• [THE RECORDS]
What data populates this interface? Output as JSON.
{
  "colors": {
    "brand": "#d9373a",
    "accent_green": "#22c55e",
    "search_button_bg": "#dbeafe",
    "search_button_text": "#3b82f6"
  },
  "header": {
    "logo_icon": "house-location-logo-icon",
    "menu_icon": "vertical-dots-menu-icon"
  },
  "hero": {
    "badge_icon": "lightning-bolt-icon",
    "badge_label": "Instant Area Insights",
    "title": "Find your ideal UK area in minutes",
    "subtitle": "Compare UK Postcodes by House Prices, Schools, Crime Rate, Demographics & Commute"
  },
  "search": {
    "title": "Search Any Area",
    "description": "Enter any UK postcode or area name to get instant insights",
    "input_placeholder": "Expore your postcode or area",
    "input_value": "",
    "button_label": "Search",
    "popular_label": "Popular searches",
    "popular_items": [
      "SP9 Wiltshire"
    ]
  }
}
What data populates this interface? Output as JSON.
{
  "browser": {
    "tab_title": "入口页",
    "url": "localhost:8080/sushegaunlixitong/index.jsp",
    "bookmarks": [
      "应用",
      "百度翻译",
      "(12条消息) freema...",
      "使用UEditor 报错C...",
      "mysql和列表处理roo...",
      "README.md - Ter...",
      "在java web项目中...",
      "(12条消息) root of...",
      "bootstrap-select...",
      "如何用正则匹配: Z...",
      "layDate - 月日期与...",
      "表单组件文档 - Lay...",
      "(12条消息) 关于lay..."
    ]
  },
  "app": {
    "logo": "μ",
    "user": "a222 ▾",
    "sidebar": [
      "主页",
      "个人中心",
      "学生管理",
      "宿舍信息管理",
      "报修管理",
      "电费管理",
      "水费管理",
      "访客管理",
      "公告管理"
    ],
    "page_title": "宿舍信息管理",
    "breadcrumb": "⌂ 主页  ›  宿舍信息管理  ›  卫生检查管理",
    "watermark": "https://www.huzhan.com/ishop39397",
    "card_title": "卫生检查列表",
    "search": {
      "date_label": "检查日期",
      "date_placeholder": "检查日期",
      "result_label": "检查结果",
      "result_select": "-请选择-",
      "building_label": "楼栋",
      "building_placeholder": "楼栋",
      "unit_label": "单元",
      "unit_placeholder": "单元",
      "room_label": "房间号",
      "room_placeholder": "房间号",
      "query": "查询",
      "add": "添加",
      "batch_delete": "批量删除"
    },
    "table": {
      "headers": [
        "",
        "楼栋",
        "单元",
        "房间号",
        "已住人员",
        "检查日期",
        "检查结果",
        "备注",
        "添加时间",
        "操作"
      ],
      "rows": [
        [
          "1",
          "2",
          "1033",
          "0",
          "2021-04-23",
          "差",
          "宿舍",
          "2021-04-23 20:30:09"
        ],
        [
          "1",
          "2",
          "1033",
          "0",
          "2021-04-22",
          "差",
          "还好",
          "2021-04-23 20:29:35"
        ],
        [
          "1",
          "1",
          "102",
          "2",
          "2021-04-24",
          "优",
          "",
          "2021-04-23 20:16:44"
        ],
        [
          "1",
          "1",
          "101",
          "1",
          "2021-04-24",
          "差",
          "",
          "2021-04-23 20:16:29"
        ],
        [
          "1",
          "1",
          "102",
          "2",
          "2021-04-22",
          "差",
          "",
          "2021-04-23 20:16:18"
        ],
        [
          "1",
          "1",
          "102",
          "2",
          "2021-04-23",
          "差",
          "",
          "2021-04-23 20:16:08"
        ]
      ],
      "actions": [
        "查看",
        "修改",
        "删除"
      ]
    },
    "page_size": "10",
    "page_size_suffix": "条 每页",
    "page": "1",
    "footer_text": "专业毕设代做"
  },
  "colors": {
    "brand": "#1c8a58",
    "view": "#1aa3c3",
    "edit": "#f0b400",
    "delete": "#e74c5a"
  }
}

• [WORK TO BE COMPLETED] Answer with one number only: how many lines above contain the word "icon".

• [FULL RESPONSE] 3